-- START Excerpted data --

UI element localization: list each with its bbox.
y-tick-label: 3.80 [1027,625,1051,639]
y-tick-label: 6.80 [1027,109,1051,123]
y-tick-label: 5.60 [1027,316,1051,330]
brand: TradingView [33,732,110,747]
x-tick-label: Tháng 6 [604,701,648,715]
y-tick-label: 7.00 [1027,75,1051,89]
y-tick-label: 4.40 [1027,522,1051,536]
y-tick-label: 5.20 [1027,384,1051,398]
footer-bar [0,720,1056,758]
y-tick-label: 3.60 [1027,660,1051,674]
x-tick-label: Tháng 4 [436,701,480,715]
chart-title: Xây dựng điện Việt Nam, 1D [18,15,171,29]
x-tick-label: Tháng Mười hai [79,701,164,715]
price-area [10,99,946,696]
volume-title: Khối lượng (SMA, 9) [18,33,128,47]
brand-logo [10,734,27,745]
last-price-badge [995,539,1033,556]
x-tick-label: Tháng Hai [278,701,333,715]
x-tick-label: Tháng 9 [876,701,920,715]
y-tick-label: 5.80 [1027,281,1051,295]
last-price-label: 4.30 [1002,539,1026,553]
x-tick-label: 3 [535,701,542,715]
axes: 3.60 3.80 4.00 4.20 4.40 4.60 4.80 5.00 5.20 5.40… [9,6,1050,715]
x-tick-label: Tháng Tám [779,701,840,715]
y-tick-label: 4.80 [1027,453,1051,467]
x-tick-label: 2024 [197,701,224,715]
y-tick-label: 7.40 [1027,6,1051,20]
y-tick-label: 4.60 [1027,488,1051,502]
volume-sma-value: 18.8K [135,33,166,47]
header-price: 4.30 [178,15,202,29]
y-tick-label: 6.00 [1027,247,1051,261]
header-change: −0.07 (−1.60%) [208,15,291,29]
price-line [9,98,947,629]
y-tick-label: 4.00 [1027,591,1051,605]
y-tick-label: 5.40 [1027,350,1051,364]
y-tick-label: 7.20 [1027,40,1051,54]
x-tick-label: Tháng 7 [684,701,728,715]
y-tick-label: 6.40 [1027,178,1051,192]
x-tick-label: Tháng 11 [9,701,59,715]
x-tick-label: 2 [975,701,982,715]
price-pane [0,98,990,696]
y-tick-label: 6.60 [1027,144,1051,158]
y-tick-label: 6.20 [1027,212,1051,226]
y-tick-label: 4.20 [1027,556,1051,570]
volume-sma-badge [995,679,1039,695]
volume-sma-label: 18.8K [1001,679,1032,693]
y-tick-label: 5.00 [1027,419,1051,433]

-- END Excerpted data --

_Aim_
Reproduce the rows verbatim, starting at the first row and ending at the row containing "y-tick-label: 4.80 [1027,453,1051,467]", with both of those rows included.

_Correct result_
UI element localization: list each with its bbox.
y-tick-label: 3.80 [1027,625,1051,639]
y-tick-label: 6.80 [1027,109,1051,123]
y-tick-label: 5.60 [1027,316,1051,330]
brand: TradingView [33,732,110,747]
x-tick-label: Tháng 6 [604,701,648,715]
y-tick-label: 7.00 [1027,75,1051,89]
y-tick-label: 4.40 [1027,522,1051,536]
y-tick-label: 5.20 [1027,384,1051,398]
footer-bar [0,720,1056,758]
y-tick-label: 3.60 [1027,660,1051,674]
x-tick-label: Tháng 4 [436,701,480,715]
chart-title: Xây dựng điện Việt Nam, 1D [18,15,171,29]
x-tick-label: Tháng Mười hai [79,701,164,715]
price-area [10,99,946,696]
volume-title: Khối lượng (SMA, 9) [18,33,128,47]
brand-logo [10,734,27,745]
last-price-badge [995,539,1033,556]
x-tick-label: Tháng Hai [278,701,333,715]
x-tick-label: Tháng 9 [876,701,920,715]
y-tick-label: 5.80 [1027,281,1051,295]
last-price-label: 4.30 [1002,539,1026,553]
x-tick-label: 3 [535,701,542,715]
axes: 3.60 3.80 4.00 4.20 4.40 4.60 4.80 5.00 5.20 5.40… [9,6,1050,715]
x-tick-label: Tháng Tám [779,701,840,715]
y-tick-label: 4.80 [1027,453,1051,467]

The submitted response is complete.